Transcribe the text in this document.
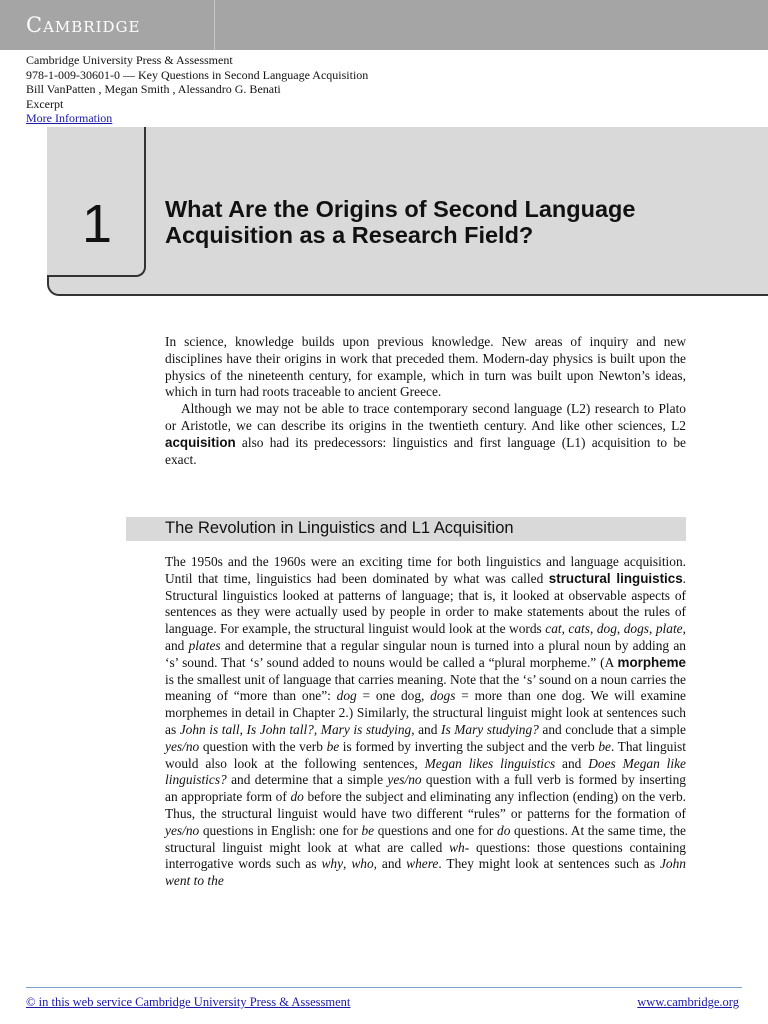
Cambridge
Cambridge University Press & Assessment
978-1-009-30601-0 — Key Questions in Second Language Acquisition
Bill VanPatten , Megan Smith , Alessandro G. Benati
Excerpt
More Information
1 What Are the Origins of Second Language
Acquisition as a Research Field?

In science, knowledge builds upon previous knowledge. New areas of inquiry and new disciplines have their origins in work that preceded them. Modern-day physics is built upon the physics of the nineteenth century, for example, which in turn was built upon Newton’s ideas, which in turn had roots traceable to ancient Greece.

Although we may not be able to trace contemporary second language (L2) research to Plato or Aristotle, we can describe its origins in the twentieth century. And like other sciences, L2 acquisition also had its predecessors: linguistics and first language (L1) acquisition to be exact.

The Revolution in Linguistics and L1 Acquisition

The 1950s and the 1960s were an exciting time for both linguistics and language acquisition. Until that time, linguistics had been dominated by what was called structural linguistics. Structural linguistics looked at patterns of language; that is, it looked at observable aspects of sentences as they were actually used by people in order to make statements about the rules of language. For example, the structural linguist would look at the words cat, cats, dog, dogs, plate, and plates and determine that a regular singular noun is turned into a plural noun by adding an ‘s’ sound. That ‘s’ sound added to nouns would be called a “plural morpheme.” (A morpheme is the smallest unit of language that carries meaning. Note that the ‘s’ sound on a noun carries the meaning of “more than one”: dog = one dog, dogs = more than one dog. We will examine morphemes in detail in Chapter 2.) Similarly, the structural linguist might look at sentences such as John is tall, Is John tall?, Mary is studying, and Is Mary studying? and conclude that a simple yes/no question with the verb be is formed by inverting the subject and the verb be. That linguist would also look at the following sentences, Megan likes linguistics and Does Megan like linguistics? and determine that a simple yes/no question with a full verb is formed by inserting an appropriate form of do before the subject and eliminating any inflection (ending) on the verb. Thus, the structural linguist would have two different “rules” or patterns for the formation of yes/no questions in English: one for be questions and one for do questions. At the same time, the structural linguist might look at what are called wh- questions: those questions containing interrogative words such as why, who, and where. They might look at sentences such as John went to the

© in this web service Cambridge University Press & Assessment	www.cambridge.org
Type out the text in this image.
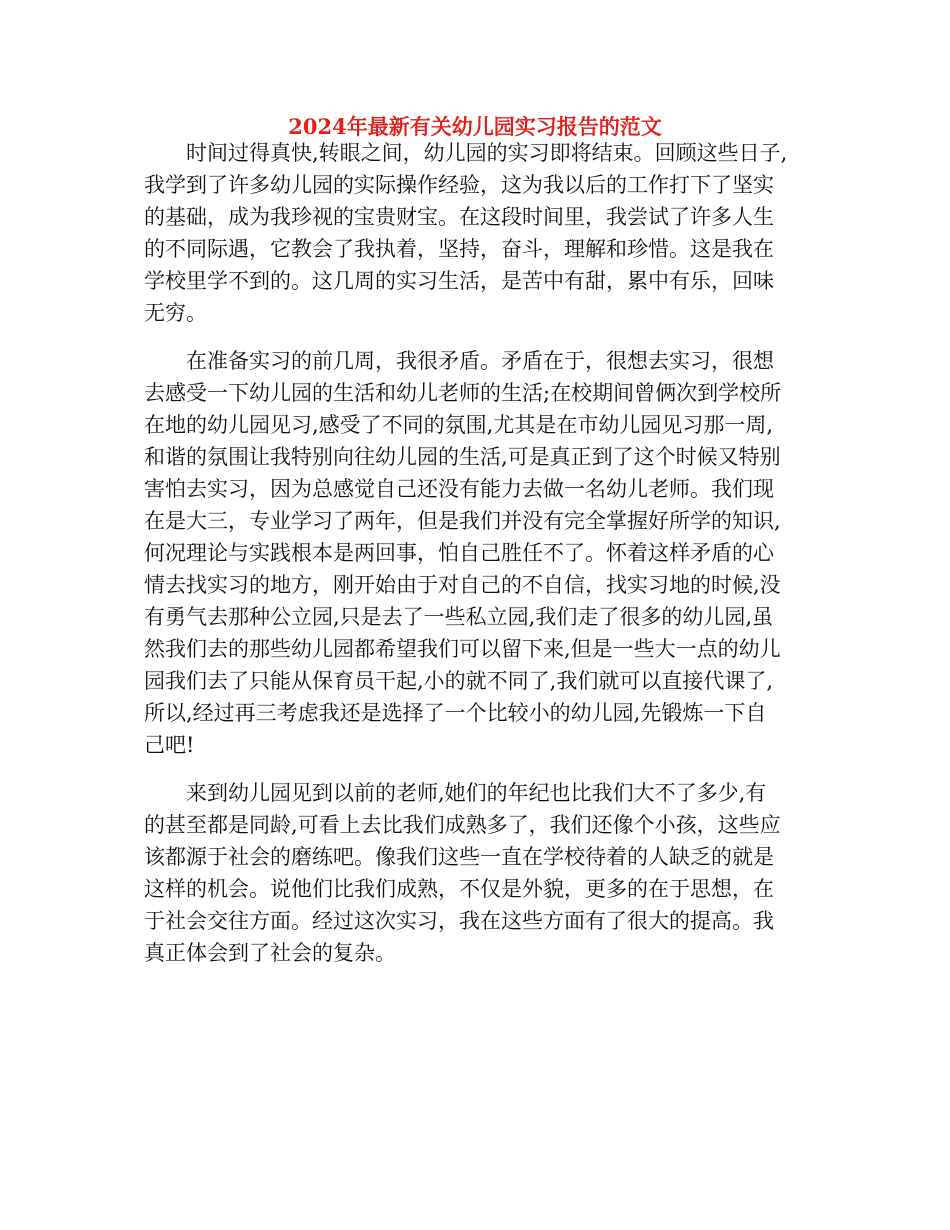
2024年最新有关幼儿园实习报告的范文
时间过得真快,转眼之间，幼儿园的实习即将结束。回顾这些日子,
我学到了许多幼儿园的实际操作经验，这为我以后的工作打下了坚实
的基础，成为我珍视的宝贵财宝。在这段时间里，我尝试了许多人生
的不同际遇，它教会了我执着，坚持，奋斗，理解和珍惜。这是我在
学校里学不到的。这几周的实习生活，是苦中有甜，累中有乐，回味
无穷。
在准备实习的前几周，我很矛盾。矛盾在于，很想去实习，很想
去感受一下幼儿园的生活和幼儿老师的生活;在校期间曾俩次到学校所
在地的幼儿园见习,感受了不同的氛围,尤其是在市幼儿园见习那一周,
和谐的氛围让我特别向往幼儿园的生活,可是真正到了这个时候又特别
害怕去实习，因为总感觉自己还没有能力去做一名幼儿老师。我们现
在是大三，专业学习了两年，但是我们并没有完全掌握好所学的知识,
何况理论与实践根本是两回事，怕自己胜任不了。怀着这样矛盾的心
情去找实习的地方，刚开始由于对自己的不自信，找实习地的时候,没
有勇气去那种公立园,只是去了一些私立园,我们走了很多的幼儿园,虽
然我们去的那些幼儿园都希望我们可以留下来,但是一些大一点的幼儿
园我们去了只能从保育员干起,小的就不同了,我们就可以直接代课了,
所以,经过再三考虑我还是选择了一个比较小的幼儿园,先锻炼一下自
己吧!
来到幼儿园见到以前的老师,她们的年纪也比我们大不了多少,有
的甚至都是同龄,可看上去比我们成熟多了，我们还像个小孩，这些应
该都源于社会的磨练吧。像我们这些一直在学校待着的人缺乏的就是
这样的机会。说他们比我们成熟，不仅是外貌，更多的在于思想，在
于社会交往方面。经过这次实习，我在这些方面有了很大的提高。我
真正体会到了社会的复杂。
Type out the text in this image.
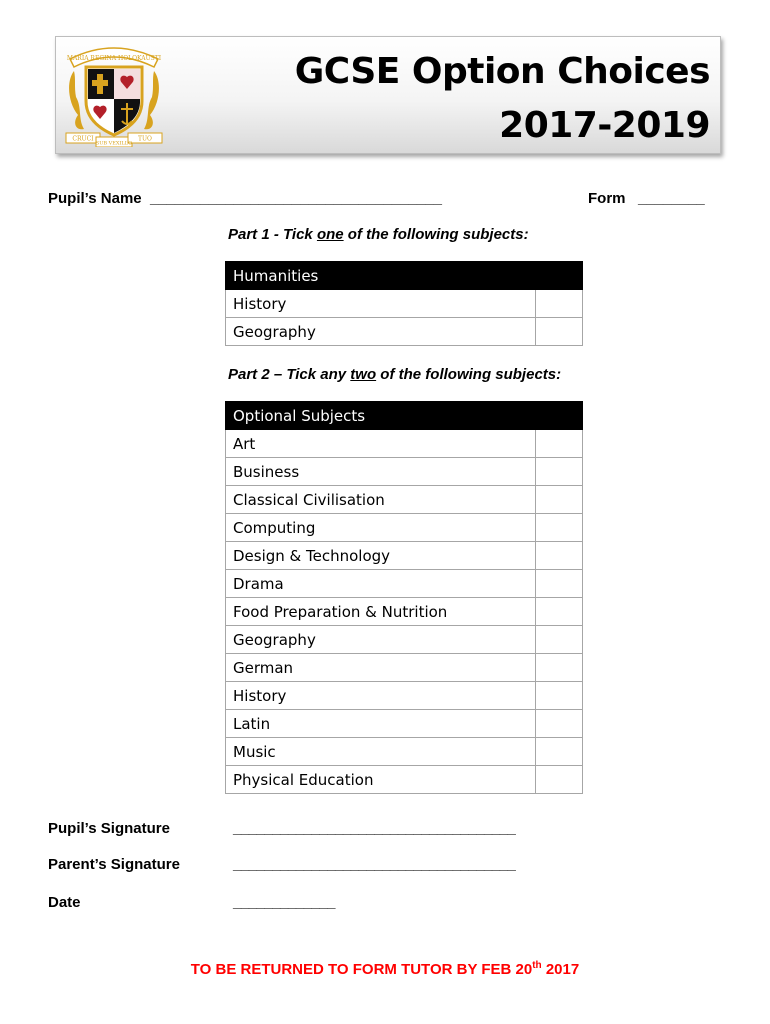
MARIA REGINA HOLOKAUSTI
CRUCI
SUB VEXILLO
TUO
GCSE Option Choices
2017-2019
Pupil’s Name ___________________________________	Form ________
Part 1 - Tick one of the following subjects:
Humanities	
History	
Geography	
Part 2 – Tick any two of the following subjects:
Optional Subjects	
Art	
Business	
Classical Civilisation	
Computing	
Design & Technology	
Drama	
Food Preparation & Nutrition	
Geography	
German	
History	
Latin	
Music	
Physical Education	
Pupil’s Signature	____________________________________
Parent’s Signature	____________________________________
Date	_____________
TO BE RETURNED TO FORM TUTOR BY FEB 20th 2017
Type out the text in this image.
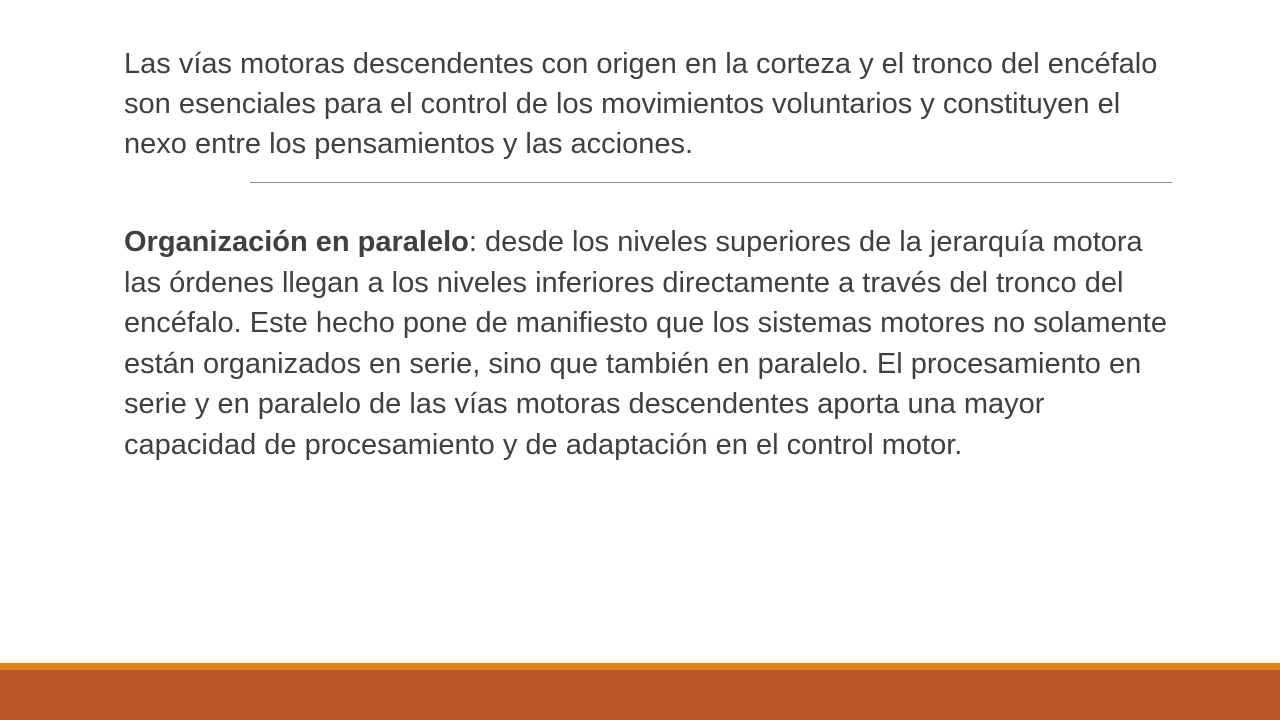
Las vías motoras descendentes con origen en la corteza y el tronco del encéfalo son esenciales para el control de los movimientos voluntarios y constituyen el nexo entre los pensamientos y las acciones.

Organización en paralelo: desde los niveles superiores de la jerarquía motora las órdenes llegan a los niveles inferiores directamente a través del tronco del encéfalo. Este hecho pone de manifiesto que los sistemas motores no solamente están organizados en serie, sino que también en paralelo. El procesamiento en serie y en paralelo de las vías motoras descendentes aporta una mayor capacidad de procesamiento y de adaptación en el control motor.
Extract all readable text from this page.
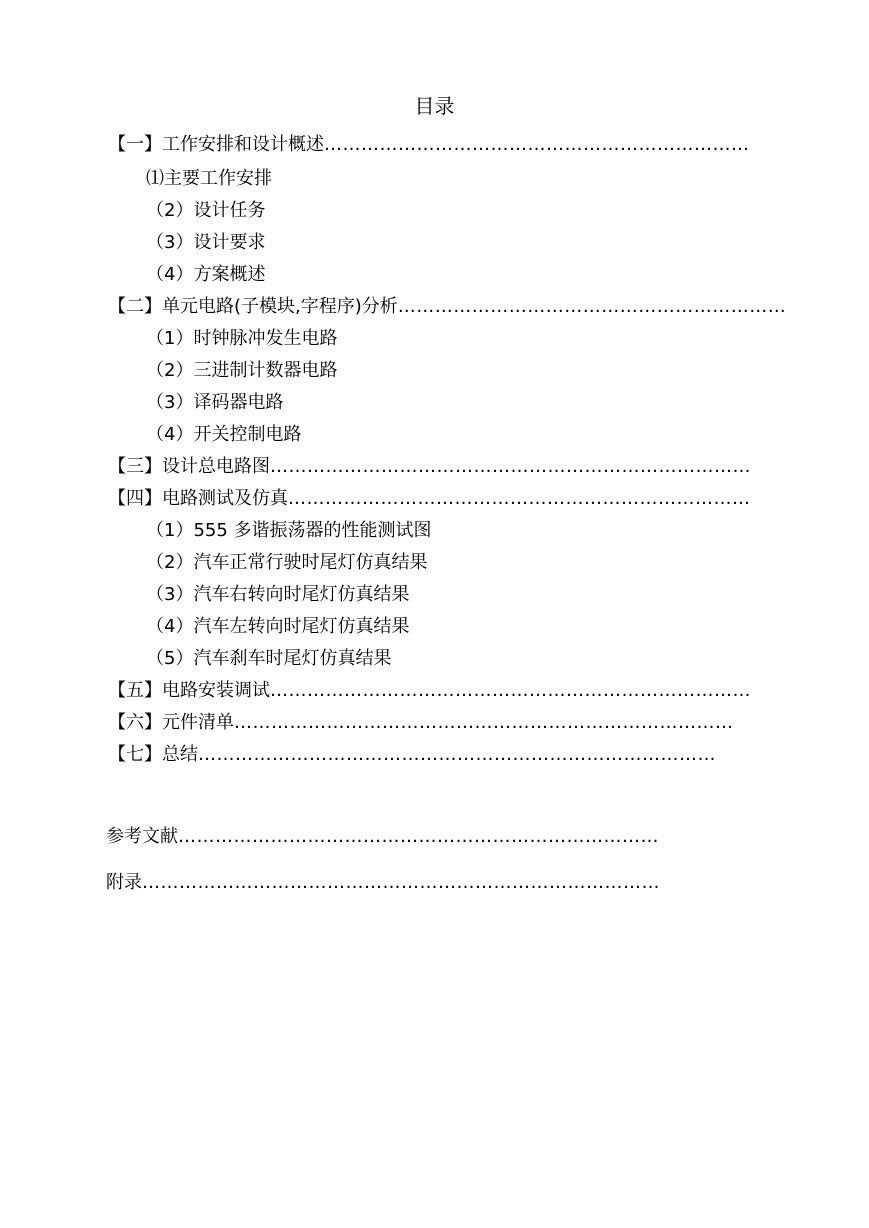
目录
【一】工作安排和设计概述……………………………………………………………
⑴主要工作安排
（2）设计任务
（3）设计要求
（4）方案概述
【二】单元电路(子模块,字程序)分析………………………………………………………
（1）时钟脉冲发生电路
（2）三进制计数器电路
（3）译码器电路
（4）开关控制电路
【三】设计总电路图……………………………………………………………………
【四】电路测试及仿真…………………………………………………………………
（1）555 多谐振荡器的性能测试图
（2）汽车正常行驶时尾灯仿真结果
（3）汽车右转向时尾灯仿真结果
（4）汽车左转向时尾灯仿真结果
（5）汽车刹车时尾灯仿真结果
【五】电路安装调试……………………………………………………………………
【六】元件清单………………………………………………………………………
【七】总结…………………………………………………………………………
参考文献……………………………………………………………………
附录…………………………………………………………………………
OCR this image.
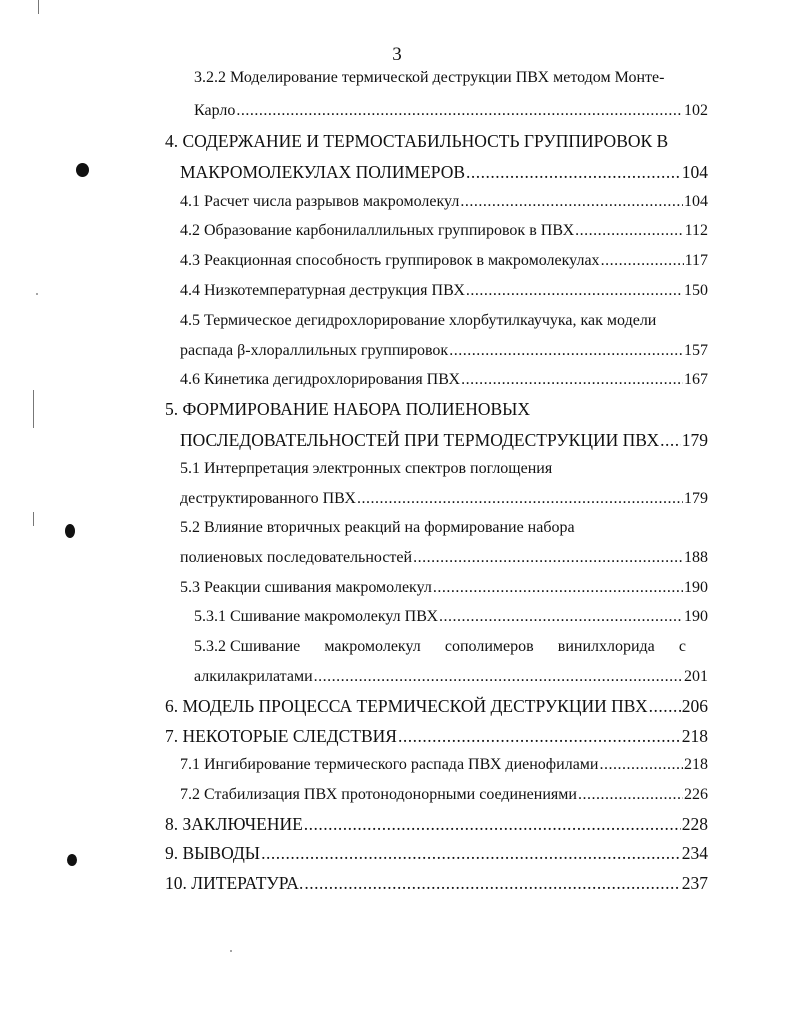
3
3.2.2 Моделирование термической деструкции ПВХ методом Монте-
Карло .....	102
4. СОДЕРЖАНИЕ И ТЕРМОСТАБИЛЬНОСТЬ ГРУППИРОВОК В
МАКРОМОЛЕКУЛАХ ПОЛИМЕРОВ .....	104
4.1 Расчет числа разрывов макромолекул .....	104
4.2 Образование карбонилаллильных группировок в ПВХ .....	112
4.3 Реакционная способность группировок в макромолекулах .....	117
4.4 Низкотемпературная деструкция ПВХ .....	150
4.5 Термическое дегидрохлорирование хлорбутилкаучука, как модели
распада β-хлораллильных группировок .....	157
4.6 Кинетика дегидрохлорирования ПВХ .....	167
5. ФОРМИРОВАНИЕ НАБОРА ПОЛИЕНОВЫХ
ПОСЛЕДОВАТЕЛЬНОСТЕЙ ПРИ ТЕРМОДЕСТРУКЦИИ ПВХ ..... 179
5.1 Интерпретация электронных спектров поглощения
деструктированного ПВХ .....	179
5.2 Влияние вторичных реакций на формирование набора
полиеновых последовательностей .....	188
5.3 Реакции сшивания макромолекул .....	190
5.3.1 Сшивание макромолекул ПВХ .....	190
5.3.2 Сшивание макромолекул сополимеров винилхлорида с
алкилакрилатами .....	201
6. МОДЕЛЬ ПРОЦЕССА ТЕРМИЧЕСКОЙ ДЕСТРУКЦИИ ПВХ ..... 206
7. НЕКОТОРЫЕ СЛЕДСТВИЯ .....	218
7.1 Ингибирование термического распада ПВХ диенофилами .....	218
7.2 Стабилизация ПВХ протонодонорными соединениями .....	226
8. ЗАКЛЮЧЕНИЕ .....	228
9. ВЫВОДЫ .....	234
10. ЛИТЕРАТУРА. .....	237
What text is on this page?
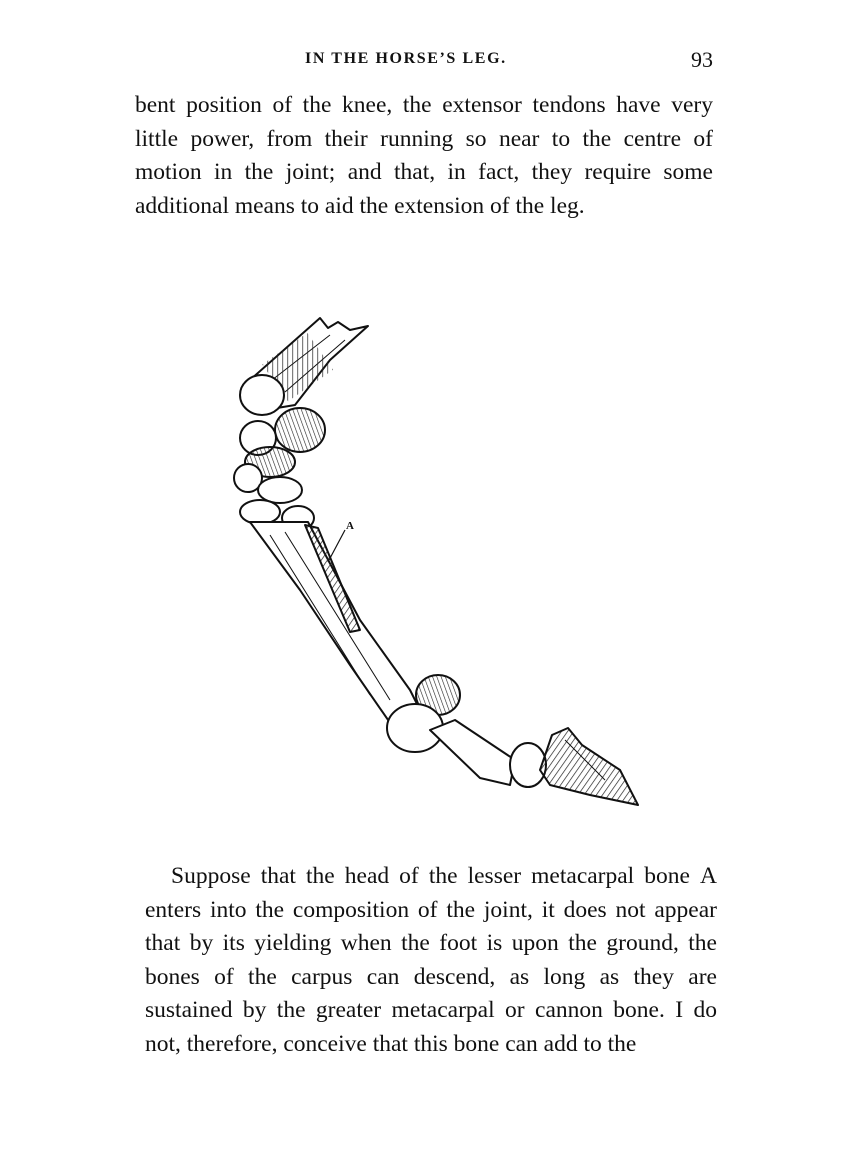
IN THE HORSE’S LEG.	93

bent position of the knee, the extensor tendons have very little power, from their running so near to the centre of motion in the joint; and that, in fact, they require some additional means to aid the extension of the leg.

A

Suppose that the head of the lesser metacarpal bone A enters into the composition of the joint, it does not appear that by its yielding when the foot is upon the ground, the bones of the carpus can descend, as long as they are sustained by the greater metacarpal or cannon bone. I do not, therefore, conceive that this bone can add to the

§ Task
List the lines of the records where "Сшивание" occurs.

§ Exercise response
5.3.1 Сшивание макромолекул ПВХ .....	190
5.3.2 Сшивание макромолекул сополимеров винилхлорида с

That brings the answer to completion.